SHORT EXERCISE
Where the string "suivants" occurs in the material below, report the whole line.

Start of AVAILABLE DATA

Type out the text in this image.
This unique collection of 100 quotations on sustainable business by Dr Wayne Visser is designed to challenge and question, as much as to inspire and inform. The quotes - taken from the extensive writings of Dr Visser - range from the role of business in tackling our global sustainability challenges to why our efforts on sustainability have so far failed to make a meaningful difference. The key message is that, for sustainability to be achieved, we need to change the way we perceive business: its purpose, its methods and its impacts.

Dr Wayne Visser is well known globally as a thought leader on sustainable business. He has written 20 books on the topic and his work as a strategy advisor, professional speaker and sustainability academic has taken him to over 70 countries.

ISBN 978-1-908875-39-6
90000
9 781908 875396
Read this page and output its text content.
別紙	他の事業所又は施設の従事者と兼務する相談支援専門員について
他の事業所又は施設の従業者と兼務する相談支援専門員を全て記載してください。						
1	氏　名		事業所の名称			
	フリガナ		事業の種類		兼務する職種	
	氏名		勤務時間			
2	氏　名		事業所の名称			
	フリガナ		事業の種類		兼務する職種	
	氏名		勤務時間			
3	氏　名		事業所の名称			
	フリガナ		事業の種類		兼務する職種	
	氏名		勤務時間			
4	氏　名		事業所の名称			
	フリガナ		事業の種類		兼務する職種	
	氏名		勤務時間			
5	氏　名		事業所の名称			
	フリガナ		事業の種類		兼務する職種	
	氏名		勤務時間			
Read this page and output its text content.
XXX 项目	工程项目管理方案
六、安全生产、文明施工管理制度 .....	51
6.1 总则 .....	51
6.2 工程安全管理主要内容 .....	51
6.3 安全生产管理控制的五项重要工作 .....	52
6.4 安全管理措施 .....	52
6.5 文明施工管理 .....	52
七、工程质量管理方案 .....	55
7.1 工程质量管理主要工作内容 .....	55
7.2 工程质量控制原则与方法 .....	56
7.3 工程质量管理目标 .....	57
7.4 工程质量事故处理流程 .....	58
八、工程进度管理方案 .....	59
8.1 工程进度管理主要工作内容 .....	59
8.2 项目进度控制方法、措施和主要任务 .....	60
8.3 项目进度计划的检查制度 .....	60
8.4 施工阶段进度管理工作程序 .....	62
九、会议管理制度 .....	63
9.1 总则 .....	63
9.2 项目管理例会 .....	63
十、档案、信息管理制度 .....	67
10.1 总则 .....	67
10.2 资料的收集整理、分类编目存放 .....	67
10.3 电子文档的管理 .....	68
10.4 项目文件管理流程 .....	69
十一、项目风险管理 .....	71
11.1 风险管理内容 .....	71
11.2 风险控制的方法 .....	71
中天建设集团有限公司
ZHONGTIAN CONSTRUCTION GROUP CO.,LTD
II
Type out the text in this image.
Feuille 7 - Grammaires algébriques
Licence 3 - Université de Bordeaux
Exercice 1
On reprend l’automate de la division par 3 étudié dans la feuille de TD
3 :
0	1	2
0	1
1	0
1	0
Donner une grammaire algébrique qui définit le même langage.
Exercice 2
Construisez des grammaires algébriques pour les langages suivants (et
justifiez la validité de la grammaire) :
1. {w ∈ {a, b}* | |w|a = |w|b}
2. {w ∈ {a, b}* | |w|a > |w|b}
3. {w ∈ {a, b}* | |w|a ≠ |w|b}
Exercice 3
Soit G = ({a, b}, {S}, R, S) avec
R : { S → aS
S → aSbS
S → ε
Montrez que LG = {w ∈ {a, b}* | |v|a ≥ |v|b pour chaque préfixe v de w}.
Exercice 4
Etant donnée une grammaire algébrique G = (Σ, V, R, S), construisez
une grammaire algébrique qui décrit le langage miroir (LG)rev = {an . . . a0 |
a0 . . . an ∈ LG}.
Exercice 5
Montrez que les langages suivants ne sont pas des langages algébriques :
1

End of AVAILABLE DATA

RESULT OF THIS EXERCISE
Construisez des grammaires algébriques pour les langages suivants (et
Montrez que les langages suivants ne sont pas des langages algébriques :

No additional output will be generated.